[What you will do] Your task is to gather the lines below that hold the string "学生食堂".

[Dataset records]
━━━━━━━━

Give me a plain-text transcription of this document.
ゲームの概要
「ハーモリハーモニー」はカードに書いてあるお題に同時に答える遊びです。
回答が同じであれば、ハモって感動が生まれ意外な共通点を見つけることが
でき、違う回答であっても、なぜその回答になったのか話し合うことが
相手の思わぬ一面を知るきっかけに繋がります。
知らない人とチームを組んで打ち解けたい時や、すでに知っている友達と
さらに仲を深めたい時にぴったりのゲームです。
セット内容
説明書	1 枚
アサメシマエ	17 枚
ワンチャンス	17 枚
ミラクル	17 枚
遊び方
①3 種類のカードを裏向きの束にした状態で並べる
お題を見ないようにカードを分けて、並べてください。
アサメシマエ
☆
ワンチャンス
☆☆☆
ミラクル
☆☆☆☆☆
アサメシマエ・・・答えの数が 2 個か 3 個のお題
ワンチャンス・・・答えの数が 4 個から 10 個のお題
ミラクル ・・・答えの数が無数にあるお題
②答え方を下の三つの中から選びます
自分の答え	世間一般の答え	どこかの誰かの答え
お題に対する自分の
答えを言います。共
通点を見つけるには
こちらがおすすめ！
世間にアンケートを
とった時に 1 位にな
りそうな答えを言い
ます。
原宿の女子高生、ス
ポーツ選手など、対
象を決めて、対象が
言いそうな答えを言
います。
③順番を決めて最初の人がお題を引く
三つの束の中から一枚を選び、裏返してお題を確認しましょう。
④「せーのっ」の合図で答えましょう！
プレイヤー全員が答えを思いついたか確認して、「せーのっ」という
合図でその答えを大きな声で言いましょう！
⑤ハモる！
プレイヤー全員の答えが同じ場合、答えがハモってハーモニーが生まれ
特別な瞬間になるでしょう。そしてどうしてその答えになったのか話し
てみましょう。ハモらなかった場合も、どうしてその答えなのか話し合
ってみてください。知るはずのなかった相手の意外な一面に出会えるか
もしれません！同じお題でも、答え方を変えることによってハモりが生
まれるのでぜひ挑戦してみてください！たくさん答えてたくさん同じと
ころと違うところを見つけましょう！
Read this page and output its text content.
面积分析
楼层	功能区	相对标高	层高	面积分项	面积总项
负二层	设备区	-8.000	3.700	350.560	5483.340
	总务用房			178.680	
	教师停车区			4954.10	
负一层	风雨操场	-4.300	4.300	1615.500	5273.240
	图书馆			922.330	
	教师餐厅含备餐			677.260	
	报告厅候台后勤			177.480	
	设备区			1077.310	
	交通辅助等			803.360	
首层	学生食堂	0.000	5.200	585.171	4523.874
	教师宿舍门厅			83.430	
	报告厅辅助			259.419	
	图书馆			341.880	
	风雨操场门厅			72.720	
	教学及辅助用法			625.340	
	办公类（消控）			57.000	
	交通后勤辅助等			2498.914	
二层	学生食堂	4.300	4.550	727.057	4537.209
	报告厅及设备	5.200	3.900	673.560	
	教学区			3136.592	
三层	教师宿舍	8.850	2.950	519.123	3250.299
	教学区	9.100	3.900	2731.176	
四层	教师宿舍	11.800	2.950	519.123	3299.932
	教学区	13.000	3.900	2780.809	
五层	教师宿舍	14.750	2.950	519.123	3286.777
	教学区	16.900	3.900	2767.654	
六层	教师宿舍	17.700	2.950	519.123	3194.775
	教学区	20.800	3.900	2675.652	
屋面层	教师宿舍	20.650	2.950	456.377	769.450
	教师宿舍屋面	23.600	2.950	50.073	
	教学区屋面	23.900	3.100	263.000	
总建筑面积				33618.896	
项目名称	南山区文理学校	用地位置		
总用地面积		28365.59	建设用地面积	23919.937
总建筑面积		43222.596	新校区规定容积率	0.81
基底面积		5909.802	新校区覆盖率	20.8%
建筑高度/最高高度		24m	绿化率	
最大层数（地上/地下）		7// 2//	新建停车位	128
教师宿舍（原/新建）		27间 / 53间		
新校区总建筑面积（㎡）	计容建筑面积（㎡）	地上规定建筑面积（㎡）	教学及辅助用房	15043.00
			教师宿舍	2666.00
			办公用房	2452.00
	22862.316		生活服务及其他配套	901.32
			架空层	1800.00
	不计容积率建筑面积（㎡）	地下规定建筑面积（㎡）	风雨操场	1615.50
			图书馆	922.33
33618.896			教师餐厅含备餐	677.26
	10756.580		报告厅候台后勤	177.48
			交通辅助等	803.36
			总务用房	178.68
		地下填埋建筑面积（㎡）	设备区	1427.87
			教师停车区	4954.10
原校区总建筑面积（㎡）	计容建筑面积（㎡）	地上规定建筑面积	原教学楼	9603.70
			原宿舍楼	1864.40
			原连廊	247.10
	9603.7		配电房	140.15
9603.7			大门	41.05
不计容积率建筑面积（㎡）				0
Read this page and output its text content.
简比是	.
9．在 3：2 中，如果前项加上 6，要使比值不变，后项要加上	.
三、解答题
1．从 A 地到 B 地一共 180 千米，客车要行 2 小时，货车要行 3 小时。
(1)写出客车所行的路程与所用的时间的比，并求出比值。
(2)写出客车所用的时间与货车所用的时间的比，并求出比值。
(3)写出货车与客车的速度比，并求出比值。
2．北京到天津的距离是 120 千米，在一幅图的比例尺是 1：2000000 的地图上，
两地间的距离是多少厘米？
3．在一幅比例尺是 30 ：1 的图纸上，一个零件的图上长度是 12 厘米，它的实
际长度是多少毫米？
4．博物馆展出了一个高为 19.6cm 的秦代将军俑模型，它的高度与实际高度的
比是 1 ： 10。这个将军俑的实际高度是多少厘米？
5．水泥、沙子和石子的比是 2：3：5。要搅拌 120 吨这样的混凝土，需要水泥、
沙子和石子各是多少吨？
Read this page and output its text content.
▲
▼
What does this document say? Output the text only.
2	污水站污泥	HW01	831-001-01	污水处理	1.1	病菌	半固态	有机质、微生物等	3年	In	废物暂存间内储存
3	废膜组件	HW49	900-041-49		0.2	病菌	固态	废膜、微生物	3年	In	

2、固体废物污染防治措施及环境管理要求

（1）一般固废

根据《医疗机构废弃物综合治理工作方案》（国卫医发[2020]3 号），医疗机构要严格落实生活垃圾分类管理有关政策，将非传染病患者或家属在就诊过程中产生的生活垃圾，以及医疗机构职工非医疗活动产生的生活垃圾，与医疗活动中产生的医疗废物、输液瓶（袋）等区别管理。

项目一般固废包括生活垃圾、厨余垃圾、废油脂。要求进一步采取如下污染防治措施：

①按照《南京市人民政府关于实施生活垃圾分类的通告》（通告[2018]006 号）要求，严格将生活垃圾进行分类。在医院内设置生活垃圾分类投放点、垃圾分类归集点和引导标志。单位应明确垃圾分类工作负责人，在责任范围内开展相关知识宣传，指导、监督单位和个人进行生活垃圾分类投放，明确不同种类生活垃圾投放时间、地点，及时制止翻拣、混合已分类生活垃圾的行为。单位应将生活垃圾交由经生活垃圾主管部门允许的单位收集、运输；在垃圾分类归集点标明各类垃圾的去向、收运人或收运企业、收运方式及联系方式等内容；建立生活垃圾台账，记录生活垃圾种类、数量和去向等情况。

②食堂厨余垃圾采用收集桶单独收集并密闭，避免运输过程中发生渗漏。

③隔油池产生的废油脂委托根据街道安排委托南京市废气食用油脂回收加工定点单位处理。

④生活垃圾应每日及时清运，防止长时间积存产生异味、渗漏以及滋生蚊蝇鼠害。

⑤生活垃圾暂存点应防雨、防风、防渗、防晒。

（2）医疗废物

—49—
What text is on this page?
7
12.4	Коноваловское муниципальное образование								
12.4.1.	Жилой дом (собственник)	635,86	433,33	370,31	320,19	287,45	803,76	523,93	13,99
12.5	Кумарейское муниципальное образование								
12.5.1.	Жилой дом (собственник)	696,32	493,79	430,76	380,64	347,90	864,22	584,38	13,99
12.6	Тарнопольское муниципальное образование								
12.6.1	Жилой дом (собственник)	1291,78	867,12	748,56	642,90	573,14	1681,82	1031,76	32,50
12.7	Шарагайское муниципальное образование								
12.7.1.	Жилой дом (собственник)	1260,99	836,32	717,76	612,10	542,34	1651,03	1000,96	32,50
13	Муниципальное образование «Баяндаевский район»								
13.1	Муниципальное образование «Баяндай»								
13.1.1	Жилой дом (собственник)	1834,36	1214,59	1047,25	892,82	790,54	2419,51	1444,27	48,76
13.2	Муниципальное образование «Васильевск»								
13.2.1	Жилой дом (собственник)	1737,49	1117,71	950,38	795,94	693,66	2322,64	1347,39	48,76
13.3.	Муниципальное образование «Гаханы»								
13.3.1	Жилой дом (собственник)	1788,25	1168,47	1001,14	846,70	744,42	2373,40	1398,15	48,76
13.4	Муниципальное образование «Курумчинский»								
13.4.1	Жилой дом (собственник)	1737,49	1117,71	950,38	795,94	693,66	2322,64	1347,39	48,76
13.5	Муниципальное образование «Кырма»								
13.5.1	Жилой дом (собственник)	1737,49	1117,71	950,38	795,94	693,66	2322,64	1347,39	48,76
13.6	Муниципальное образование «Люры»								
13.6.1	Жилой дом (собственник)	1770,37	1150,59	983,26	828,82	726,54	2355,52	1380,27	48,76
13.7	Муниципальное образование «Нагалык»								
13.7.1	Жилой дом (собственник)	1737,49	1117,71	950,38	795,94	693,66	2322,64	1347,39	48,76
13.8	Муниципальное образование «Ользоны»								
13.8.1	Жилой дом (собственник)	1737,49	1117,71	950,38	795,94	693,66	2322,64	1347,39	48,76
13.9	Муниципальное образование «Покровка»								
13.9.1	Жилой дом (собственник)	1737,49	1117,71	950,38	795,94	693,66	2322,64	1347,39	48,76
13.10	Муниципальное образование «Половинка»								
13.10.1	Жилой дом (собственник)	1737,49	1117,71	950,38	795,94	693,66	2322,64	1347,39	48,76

━━━━━━━━

[Reply]
首层	学生食堂	0.000	5.200	585.171	4523.874
二层	学生食堂	4.300	4.550	727.057	4537.209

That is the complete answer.